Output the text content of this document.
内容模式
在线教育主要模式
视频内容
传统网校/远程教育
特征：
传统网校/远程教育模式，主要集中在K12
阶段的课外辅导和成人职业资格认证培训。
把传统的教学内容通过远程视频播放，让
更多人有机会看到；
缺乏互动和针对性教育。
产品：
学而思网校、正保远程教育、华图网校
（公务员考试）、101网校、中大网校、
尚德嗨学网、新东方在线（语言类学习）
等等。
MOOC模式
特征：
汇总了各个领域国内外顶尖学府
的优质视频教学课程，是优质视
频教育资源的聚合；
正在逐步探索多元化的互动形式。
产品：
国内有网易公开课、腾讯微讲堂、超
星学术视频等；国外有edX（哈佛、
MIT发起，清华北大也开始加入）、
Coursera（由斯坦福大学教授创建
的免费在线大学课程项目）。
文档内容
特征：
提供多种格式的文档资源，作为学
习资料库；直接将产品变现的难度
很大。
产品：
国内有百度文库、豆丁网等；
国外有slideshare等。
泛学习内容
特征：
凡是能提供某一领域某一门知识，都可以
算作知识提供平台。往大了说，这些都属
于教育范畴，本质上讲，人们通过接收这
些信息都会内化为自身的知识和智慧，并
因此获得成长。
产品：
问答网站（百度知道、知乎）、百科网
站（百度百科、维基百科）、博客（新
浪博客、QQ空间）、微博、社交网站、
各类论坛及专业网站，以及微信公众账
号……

☆ ☆ ☆ ☆

The request - Reproduce the data in full, exactly as presented.

Task result -
Output the text content of this document.
内容模式
在线教育主要模式
视频内容
传统网校/远程教育
特征：
传统网校/远程教育模式，主要集中在K12
阶段的课外辅导和成人职业资格认证培训。
把传统的教学内容通过远程视频播放，让
更多人有机会看到；
缺乏互动和针对性教育。
产品：
学而思网校、正保远程教育、华图网校
（公务员考试）、101网校、中大网校、
尚德嗨学网、新东方在线（语言类学习）
等等。
MOOC模式
特征：
汇总了各个领域国内外顶尖学府
的优质视频教学课程，是优质视
频教育资源的聚合；
正在逐步探索多元化的互动形式。
产品：
国内有网易公开课、腾讯微讲堂、超
星学术视频等；国外有edX（哈佛、
MIT发起，清华北大也开始加入）、
Coursera（由斯坦福大学教授创建
的免费在线大学课程项目）。
文档内容
特征：
提供多种格式的文档资源，作为学
习资料库；直接将产品变现的难度
很大。
产品：
国内有百度文库、豆丁网等；
国外有slideshare等。
泛学习内容
特征：
凡是能提供某一领域某一门知识，都可以
算作知识提供平台。往大了说，这些都属
于教育范畴，本质上讲，人们通过接收这
些信息都会内化为自身的知识和智慧，并
因此获得成长。
产品：
问答网站（百度知道、知乎）、百科网
站（百度百科、维基百科）、博客（新
浪博客、QQ空间）、微博、社交网站、
各类论坛及专业网站，以及微信公众账
号……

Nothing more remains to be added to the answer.